DATA EXTRACT —
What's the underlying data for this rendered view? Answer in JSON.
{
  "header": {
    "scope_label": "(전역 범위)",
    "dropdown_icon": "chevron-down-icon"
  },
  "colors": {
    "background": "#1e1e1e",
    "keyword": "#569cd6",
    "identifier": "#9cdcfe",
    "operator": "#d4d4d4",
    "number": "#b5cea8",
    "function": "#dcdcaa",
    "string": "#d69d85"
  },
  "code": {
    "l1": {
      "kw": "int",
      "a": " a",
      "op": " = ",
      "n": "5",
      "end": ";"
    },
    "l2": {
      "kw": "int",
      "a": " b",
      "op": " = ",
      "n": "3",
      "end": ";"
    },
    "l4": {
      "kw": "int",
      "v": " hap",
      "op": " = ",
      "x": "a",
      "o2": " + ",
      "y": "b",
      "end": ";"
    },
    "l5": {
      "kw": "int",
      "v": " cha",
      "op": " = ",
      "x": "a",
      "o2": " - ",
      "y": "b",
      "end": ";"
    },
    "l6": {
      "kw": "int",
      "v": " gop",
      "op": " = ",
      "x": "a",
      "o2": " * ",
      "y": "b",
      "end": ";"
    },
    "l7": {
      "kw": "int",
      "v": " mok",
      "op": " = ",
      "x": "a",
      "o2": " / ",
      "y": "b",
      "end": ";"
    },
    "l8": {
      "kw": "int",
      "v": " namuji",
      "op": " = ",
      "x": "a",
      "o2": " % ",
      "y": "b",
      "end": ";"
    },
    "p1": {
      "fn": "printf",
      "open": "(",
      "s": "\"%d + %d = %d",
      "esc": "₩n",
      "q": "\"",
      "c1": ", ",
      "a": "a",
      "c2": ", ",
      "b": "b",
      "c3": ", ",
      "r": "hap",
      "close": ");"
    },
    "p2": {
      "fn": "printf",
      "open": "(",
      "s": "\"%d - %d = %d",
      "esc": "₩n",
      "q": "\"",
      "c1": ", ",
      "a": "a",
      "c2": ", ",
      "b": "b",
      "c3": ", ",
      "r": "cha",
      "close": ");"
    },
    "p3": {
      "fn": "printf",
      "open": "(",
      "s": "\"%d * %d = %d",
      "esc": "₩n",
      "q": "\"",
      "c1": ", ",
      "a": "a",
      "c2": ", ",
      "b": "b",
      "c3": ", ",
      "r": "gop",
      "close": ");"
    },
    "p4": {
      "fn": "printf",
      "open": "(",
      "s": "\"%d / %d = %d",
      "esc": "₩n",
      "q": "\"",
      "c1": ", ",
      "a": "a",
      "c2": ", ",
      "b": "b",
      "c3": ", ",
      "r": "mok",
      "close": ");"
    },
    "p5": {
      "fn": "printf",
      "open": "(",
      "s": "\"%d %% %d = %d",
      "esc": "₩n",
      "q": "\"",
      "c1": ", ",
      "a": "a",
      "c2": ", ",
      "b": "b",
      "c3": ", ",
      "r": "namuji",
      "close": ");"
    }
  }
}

WHAT TO WORK ON —
Your task is to repeat the data exactly, with nothing left out.

RESPONSE TO THIS EXERCISE —
What's the underlying data for this rendered view? Answer in JSON.
{
  "header": {
    "scope_label": "(전역 범위)",
    "dropdown_icon": "chevron-down-icon"
  },
  "colors": {
    "background": "#1e1e1e",
    "keyword": "#569cd6",
    "identifier": "#9cdcfe",
    "operator": "#d4d4d4",
    "number": "#b5cea8",
    "function": "#dcdcaa",
    "string": "#d69d85"
  },
  "code": {
    "l1": {
      "kw": "int",
      "a": " a",
      "op": " = ",
      "n": "5",
      "end": ";"
    },
    "l2": {
      "kw": "int",
      "a": " b",
      "op": " = ",
      "n": "3",
      "end": ";"
    },
    "l4": {
      "kw": "int",
      "v": " hap",
      "op": " = ",
      "x": "a",
      "o2": " + ",
      "y": "b",
      "end": ";"
    },
    "l5": {
      "kw": "int",
      "v": " cha",
      "op": " = ",
      "x": "a",
      "o2": " - ",
      "y": "b",
      "end": ";"
    },
    "l6": {
      "kw": "int",
      "v": " gop",
      "op": " = ",
      "x": "a",
      "o2": " * ",
      "y": "b",
      "end": ";"
    },
    "l7": {
      "kw": "int",
      "v": " mok",
      "op": " = ",
      "x": "a",
      "o2": " / ",
      "y": "b",
      "end": ";"
    },
    "l8": {
      "kw": "int",
      "v": " namuji",
      "op": " = ",
      "x": "a",
      "o2": " % ",
      "y": "b",
      "end": ";"
    },
    "p1": {
      "fn": "printf",
      "open": "(",
      "s": "\"%d + %d = %d",
      "esc": "₩n",
      "q": "\"",
      "c1": ", ",
      "a": "a",
      "c2": ", ",
      "b": "b",
      "c3": ", ",
      "r": "hap",
      "close": ");"
    },
    "p2": {
      "fn": "printf",
      "open": "(",
      "s": "\"%d - %d = %d",
      "esc": "₩n",
      "q": "\"",
      "c1": ", ",
      "a": "a",
      "c2": ", ",
      "b": "b",
      "c3": ", ",
      "r": "cha",
      "close": ");"
    },
    "p3": {
      "fn": "printf",
      "open": "(",
      "s": "\"%d * %d = %d",
      "esc": "₩n",
      "q": "\"",
      "c1": ", ",
      "a": "a",
      "c2": ", ",
      "b": "b",
      "c3": ", ",
      "r": "gop",
      "close": ");"
    },
    "p4": {
      "fn": "printf",
      "open": "(",
      "s": "\"%d / %d = %d",
      "esc": "₩n",
      "q": "\"",
      "c1": ", ",
      "a": "a",
      "c2": ", ",
      "b": "b",
      "c3": ", ",
      "r": "mok",
      "close": ");"
    },
    "p5": {
      "fn": "printf",
      "open": "(",
      "s": "\"%d %% %d = %d",
      "esc": "₩n",
      "q": "\"",
      "c1": ", ",
      "a": "a",
      "c2": ", ",
      "b": "b",
      "c3": ", ",
      "r": "namuji",
      "close": ");"
    }
  }
}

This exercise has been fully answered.